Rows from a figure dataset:
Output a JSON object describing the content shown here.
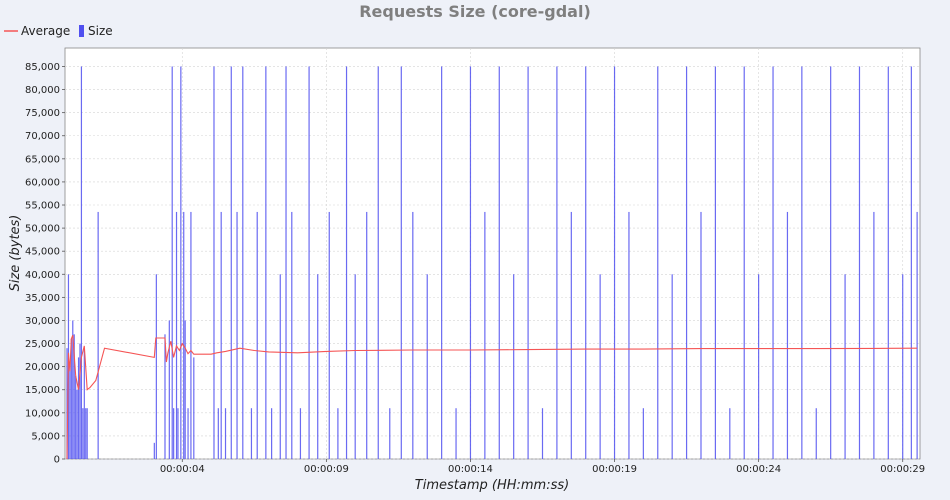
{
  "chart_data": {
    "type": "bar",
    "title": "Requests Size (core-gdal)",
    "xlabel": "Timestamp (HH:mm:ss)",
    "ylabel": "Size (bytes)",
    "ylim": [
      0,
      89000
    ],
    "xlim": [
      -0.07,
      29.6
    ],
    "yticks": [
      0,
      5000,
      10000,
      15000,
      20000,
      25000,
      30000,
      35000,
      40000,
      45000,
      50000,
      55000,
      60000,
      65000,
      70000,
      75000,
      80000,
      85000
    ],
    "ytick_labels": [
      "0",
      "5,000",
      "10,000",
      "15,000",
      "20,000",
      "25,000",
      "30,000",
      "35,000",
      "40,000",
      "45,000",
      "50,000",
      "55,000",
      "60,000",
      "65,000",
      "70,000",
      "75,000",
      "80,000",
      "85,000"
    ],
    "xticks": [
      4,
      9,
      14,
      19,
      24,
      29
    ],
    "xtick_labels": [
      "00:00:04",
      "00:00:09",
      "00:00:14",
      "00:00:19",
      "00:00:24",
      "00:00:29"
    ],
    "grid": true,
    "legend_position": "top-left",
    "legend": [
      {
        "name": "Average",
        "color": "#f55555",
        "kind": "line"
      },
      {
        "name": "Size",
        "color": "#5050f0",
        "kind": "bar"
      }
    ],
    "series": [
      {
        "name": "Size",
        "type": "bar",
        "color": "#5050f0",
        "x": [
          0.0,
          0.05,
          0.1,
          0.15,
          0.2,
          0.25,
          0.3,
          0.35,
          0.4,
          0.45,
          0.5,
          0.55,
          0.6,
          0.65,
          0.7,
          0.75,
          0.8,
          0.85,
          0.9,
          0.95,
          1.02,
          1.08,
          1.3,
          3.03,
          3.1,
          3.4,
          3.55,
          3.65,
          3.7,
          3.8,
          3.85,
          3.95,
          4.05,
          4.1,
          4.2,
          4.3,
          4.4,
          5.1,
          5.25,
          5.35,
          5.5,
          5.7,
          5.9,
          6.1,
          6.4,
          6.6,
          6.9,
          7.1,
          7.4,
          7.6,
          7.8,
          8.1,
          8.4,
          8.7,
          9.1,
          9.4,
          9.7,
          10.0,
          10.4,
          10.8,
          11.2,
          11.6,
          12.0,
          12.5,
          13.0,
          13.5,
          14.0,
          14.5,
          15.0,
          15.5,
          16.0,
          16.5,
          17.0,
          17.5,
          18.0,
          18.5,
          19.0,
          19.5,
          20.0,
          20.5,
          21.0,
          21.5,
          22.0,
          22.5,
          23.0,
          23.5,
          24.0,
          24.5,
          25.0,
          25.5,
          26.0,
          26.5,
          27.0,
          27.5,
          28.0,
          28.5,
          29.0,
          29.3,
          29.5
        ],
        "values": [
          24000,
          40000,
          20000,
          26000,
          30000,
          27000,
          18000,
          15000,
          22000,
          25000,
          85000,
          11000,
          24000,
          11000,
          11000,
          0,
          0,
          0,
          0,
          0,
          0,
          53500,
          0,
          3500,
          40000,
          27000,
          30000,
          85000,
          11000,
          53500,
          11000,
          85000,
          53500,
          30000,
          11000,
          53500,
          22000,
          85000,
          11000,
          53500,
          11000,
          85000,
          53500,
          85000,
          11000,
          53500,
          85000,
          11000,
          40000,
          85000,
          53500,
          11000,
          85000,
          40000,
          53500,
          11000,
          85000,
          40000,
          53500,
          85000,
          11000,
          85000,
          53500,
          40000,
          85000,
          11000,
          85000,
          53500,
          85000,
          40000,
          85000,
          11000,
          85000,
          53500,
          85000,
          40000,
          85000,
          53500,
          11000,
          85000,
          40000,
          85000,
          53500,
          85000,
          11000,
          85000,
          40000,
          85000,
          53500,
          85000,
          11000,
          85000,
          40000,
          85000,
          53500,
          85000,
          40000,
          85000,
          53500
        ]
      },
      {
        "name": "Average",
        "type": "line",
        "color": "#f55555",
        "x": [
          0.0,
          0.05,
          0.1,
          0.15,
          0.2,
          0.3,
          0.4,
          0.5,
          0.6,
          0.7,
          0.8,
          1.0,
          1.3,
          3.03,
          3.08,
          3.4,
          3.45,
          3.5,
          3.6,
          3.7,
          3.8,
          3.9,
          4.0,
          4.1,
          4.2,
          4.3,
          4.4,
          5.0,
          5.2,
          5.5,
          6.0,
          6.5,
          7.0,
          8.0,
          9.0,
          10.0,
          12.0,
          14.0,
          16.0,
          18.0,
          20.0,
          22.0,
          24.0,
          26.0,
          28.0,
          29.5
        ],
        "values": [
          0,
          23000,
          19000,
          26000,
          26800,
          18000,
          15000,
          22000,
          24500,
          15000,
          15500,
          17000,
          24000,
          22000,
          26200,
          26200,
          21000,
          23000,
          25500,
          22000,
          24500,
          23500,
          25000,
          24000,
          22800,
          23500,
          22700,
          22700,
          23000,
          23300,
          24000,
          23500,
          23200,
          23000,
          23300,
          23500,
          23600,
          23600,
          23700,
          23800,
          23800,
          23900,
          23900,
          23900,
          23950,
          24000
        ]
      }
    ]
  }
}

---

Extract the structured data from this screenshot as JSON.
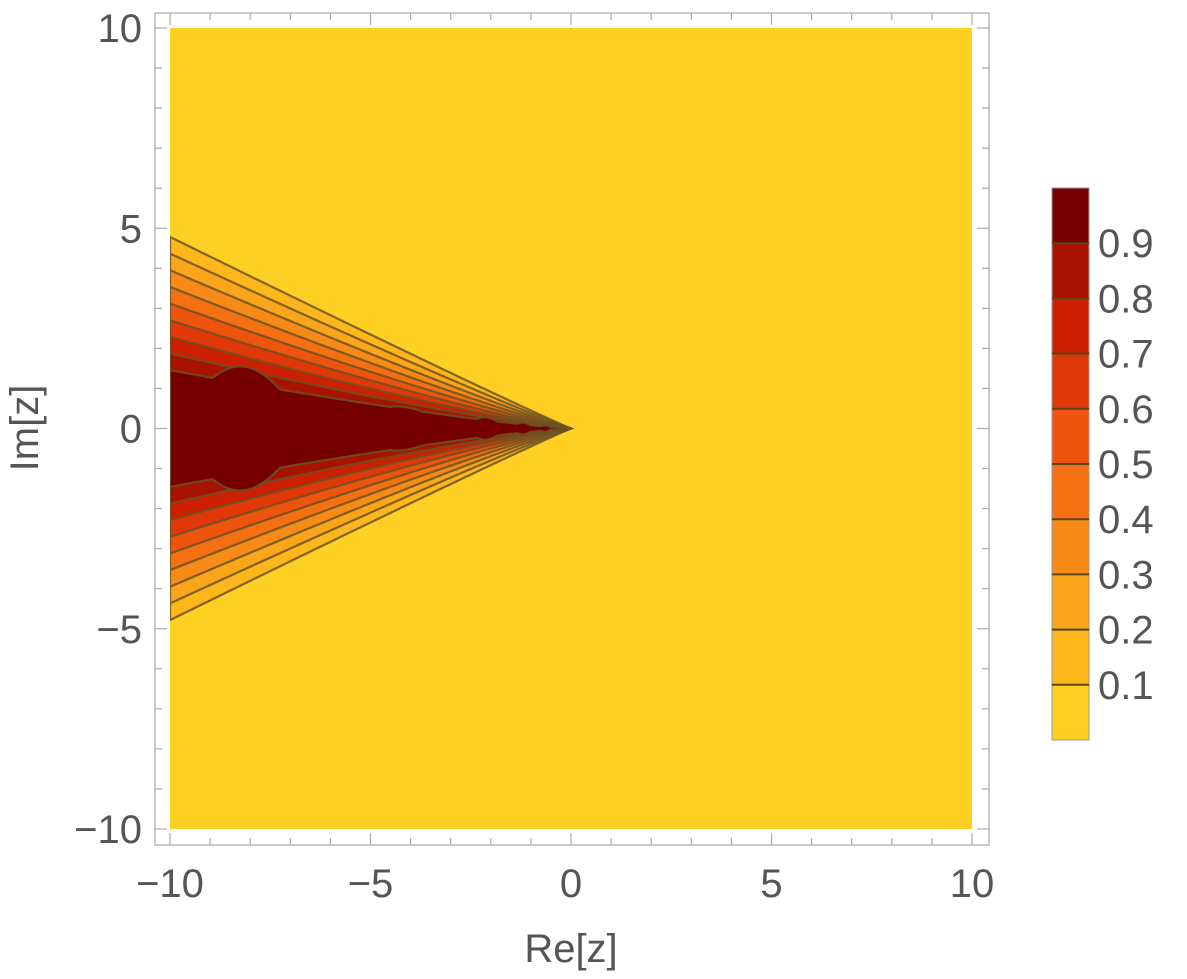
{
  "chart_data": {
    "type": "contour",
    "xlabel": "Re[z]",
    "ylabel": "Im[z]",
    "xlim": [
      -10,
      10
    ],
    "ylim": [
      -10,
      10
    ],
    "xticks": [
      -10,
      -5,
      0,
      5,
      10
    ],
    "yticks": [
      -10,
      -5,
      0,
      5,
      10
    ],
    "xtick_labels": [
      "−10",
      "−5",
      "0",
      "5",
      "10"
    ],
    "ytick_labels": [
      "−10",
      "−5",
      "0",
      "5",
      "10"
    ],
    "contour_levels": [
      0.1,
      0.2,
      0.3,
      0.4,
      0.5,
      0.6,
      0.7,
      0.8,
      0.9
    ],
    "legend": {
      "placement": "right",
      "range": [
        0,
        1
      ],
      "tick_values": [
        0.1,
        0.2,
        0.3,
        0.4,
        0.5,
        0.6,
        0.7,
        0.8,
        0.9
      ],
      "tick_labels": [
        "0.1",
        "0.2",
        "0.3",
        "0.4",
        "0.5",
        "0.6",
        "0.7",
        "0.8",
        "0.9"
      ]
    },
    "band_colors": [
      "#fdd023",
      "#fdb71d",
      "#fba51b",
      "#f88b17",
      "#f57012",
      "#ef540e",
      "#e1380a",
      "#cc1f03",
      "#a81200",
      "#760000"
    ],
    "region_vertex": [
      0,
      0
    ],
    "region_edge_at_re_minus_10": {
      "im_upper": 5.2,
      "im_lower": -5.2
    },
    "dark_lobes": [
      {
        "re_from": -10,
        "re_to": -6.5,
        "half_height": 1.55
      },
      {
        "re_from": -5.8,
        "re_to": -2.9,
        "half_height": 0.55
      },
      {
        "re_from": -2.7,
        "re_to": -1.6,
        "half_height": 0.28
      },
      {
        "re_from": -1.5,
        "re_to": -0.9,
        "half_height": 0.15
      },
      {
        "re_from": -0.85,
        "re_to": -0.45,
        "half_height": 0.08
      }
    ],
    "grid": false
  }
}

> DIRECTIONS FOR THIS TASK: Count every line above that holds the word "JSON", and state the number and nothing more.

> WRITTEN SOLUTION: 2